Task goal: Copy out the complete listing, word for word.
── The input
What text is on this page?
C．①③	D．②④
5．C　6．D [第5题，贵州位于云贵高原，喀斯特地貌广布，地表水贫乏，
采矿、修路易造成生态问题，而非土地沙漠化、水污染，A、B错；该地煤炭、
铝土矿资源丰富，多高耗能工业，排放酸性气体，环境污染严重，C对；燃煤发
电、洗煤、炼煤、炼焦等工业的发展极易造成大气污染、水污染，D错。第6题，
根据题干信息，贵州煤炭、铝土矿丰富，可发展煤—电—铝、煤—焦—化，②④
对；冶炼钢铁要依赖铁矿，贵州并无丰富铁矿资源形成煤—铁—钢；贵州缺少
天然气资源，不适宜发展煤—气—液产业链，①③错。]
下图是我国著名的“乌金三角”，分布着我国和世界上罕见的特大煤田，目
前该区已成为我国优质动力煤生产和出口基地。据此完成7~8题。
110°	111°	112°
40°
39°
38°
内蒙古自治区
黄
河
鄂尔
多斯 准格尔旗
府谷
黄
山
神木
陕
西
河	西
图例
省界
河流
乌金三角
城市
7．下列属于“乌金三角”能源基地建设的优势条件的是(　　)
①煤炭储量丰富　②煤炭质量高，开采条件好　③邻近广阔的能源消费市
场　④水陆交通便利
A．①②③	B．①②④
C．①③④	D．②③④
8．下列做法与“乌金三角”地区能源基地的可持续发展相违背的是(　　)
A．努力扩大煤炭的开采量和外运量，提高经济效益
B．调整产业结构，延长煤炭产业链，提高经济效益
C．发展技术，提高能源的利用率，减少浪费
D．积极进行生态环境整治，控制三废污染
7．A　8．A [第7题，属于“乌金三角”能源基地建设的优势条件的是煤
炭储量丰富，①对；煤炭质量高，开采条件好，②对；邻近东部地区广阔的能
────
The result:
What text is on this page?
C．①③	D．②④
5．C　6．D [第5题，贵州位于云贵高原，喀斯特地貌广布，地表水贫乏，
采矿、修路易造成生态问题，而非土地沙漠化、水污染，A、B错；该地煤炭、
铝土矿资源丰富，多高耗能工业，排放酸性气体，环境污染严重，C对；燃煤发
电、洗煤、炼煤、炼焦等工业的发展极易造成大气污染、水污染，D错。第6题，
根据题干信息，贵州煤炭、铝土矿丰富，可发展煤—电—铝、煤—焦—化，②④
对；冶炼钢铁要依赖铁矿，贵州并无丰富铁矿资源形成煤—铁—钢；贵州缺少
天然气资源，不适宜发展煤—气—液产业链，①③错。]
下图是我国著名的“乌金三角”，分布着我国和世界上罕见的特大煤田，目
前该区已成为我国优质动力煤生产和出口基地。据此完成7~8题。
110°	111°	112°
40°
39°
38°
内蒙古自治区
黄
河
鄂尔
多斯 准格尔旗
府谷
黄
山
神木
陕
西
河	西
图例
省界
河流
乌金三角
城市
7．下列属于“乌金三角”能源基地建设的优势条件的是(　　)
①煤炭储量丰富　②煤炭质量高，开采条件好　③邻近广阔的能源消费市
场　④水陆交通便利
A．①②③	B．①②④
C．①③④	D．②③④
8．下列做法与“乌金三角”地区能源基地的可持续发展相违背的是(　　)
A．努力扩大煤炭的开采量和外运量，提高经济效益
B．调整产业结构，延长煤炭产业链，提高经济效益
C．发展技术，提高能源的利用率，减少浪费
D．积极进行生态环境整治，控制三废污染
7．A　8．A [第7题，属于“乌金三角”能源基地建设的优势条件的是煤
炭储量丰富，①对；煤炭质量高，开采条件好，②对；邻近东部地区广阔的能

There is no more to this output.